Source passage:
"""

I had to explain to a junior dev why their database password was visible to anyone with kubectl access. "But it's a Secret!" they said. Yeah, about that...

Kubernetes Secrets are, by default, just base64 encoded. That's not encryption. Anyone with API access can decode them. Anyone with etcd access can read them in plaintext. It's one of those things that sounds secure until you think about it for five seconds.

The Problem in Detail

As Auth0's guide puts it: "Kubernetes offers a way to store sensitive data using the Secret object. While it's better than nothing, it is not really a secret, as it is just base64 encoded strings that anyone with access to the cluster or the code can decode."

# Anyone with kubectl access can do this
kubectl get secret my-secret -o jsonpath='{.data.password}' | base64 -d

Oops.

And if etcd isn't encrypted at rest (it often isn't by default), those "secrets" are sitting in plaintext on disk.

Encryption at Rest (The Minimum)

"""

Study questions:
A. In the passage on Kubernetes Secrets, what encoding do Secrets use by default?
B. Reproduce the passage on Kubernetes Secrets word for word, beginning at the words "The Problem in" and stopping after "Rest (The Minimum)".

Data excerpts:
"""

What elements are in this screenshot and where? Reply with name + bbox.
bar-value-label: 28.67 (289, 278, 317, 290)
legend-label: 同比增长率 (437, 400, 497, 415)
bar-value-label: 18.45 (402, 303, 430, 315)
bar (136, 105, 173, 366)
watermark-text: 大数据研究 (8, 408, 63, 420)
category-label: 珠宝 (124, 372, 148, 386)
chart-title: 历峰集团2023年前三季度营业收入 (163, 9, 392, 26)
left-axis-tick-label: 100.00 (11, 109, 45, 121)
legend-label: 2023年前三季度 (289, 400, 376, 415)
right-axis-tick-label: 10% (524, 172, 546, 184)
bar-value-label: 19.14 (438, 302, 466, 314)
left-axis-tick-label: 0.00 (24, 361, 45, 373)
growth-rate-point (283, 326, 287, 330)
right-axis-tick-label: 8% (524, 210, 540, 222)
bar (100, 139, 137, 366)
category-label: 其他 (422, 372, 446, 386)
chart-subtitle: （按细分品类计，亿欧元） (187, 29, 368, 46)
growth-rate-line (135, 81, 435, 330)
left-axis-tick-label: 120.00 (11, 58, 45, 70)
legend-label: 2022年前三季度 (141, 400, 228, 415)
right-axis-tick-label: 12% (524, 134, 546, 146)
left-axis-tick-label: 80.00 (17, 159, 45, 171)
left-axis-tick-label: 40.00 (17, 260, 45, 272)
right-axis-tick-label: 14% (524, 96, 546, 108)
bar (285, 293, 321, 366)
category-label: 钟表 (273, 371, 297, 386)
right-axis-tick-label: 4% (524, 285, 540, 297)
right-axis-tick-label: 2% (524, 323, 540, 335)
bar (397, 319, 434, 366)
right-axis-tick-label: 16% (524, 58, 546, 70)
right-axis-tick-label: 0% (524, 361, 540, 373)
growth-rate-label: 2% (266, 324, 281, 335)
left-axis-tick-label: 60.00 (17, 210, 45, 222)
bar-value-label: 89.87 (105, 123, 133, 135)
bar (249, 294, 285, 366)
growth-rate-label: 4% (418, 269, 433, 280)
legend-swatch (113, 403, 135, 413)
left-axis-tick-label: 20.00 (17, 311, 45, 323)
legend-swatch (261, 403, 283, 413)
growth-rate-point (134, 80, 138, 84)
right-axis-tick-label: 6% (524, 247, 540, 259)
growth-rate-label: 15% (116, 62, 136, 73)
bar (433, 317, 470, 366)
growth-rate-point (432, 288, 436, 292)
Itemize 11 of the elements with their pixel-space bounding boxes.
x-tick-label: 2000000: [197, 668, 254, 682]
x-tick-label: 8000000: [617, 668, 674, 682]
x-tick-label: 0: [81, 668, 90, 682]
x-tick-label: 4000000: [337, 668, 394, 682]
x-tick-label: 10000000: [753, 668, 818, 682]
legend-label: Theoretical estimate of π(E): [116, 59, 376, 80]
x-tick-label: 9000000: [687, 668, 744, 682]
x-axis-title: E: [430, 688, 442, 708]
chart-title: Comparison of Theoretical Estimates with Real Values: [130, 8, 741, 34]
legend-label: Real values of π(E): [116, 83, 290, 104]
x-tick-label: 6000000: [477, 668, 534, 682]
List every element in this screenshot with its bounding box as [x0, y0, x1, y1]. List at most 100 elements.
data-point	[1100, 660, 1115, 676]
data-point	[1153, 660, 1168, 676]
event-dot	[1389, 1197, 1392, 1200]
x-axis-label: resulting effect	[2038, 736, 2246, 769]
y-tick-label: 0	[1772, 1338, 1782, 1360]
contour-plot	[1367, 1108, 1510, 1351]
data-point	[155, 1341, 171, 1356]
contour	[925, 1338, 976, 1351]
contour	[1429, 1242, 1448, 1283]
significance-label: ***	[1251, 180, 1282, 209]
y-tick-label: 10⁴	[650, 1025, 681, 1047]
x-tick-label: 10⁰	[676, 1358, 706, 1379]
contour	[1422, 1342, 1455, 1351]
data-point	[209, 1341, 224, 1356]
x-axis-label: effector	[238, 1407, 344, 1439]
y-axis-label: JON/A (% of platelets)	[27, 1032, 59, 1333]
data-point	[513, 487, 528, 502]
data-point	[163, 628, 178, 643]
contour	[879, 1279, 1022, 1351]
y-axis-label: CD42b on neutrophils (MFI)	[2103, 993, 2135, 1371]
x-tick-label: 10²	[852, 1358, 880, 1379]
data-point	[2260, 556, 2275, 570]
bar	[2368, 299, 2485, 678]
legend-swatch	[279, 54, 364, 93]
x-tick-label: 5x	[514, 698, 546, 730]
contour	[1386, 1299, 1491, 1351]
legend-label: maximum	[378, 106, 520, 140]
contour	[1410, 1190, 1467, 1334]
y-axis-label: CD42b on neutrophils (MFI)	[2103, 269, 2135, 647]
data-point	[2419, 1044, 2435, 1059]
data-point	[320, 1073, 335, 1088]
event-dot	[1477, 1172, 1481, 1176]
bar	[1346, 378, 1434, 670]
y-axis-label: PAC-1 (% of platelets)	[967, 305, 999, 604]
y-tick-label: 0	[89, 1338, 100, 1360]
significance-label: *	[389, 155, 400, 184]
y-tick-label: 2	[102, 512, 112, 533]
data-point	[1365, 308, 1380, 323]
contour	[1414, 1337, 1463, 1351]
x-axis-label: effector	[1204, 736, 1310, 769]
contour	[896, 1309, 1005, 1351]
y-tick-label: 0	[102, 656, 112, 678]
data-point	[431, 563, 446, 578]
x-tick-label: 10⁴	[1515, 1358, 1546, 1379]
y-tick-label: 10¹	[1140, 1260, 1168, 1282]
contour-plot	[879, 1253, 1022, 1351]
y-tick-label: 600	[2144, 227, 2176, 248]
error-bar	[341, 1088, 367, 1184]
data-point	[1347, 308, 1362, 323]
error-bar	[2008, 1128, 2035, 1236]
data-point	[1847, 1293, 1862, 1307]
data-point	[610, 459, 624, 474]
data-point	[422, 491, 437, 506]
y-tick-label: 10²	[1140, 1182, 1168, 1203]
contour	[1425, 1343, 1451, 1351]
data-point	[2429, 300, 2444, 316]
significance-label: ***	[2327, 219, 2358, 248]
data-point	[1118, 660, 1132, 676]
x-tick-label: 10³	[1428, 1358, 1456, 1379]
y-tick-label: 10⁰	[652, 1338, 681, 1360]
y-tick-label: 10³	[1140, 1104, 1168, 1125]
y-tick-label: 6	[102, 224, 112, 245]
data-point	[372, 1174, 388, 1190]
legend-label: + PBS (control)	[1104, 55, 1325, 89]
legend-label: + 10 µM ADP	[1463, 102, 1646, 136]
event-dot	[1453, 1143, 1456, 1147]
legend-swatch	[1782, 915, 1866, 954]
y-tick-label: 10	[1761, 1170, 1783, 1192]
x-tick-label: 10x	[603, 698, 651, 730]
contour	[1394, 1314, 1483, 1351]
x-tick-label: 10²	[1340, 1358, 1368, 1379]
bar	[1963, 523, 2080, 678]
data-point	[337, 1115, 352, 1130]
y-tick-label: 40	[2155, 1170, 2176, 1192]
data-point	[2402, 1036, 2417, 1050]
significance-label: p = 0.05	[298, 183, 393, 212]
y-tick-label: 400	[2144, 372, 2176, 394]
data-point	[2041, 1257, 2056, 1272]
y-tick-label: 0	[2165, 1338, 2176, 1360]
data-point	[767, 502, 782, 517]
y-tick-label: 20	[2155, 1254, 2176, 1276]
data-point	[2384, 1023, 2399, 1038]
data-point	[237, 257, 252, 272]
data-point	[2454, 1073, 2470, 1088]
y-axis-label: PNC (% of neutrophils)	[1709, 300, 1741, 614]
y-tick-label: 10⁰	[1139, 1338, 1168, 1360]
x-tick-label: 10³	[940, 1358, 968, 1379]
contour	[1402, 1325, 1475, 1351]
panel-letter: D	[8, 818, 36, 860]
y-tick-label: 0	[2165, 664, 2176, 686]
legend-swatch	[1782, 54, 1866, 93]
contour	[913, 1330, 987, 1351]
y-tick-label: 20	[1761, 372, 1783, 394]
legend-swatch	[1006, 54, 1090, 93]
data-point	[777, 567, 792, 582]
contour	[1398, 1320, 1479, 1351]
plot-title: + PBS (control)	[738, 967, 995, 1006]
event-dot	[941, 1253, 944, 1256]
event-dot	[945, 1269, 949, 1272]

"""

Answers to the exercises:
A. Base64 encoding.

B.
The Problem in Detail

As Auth0's guide puts it: "Kubernetes offers a way to store sensitive data using the Secret object. While it's better than nothing, it is not really a secret, as it is just base64 encoded strings that anyone with access to the cluster or the code can decode."

# Anyone with kubectl access can do this
kubectl get secret my-secret -o jsonpath='{.data.password}' | base64 -d

Oops.

And if etcd isn't encrypted at rest (it often isn't by default), those "secrets" are sitting in plaintext on disk.

Encryption at Rest (The Minimum)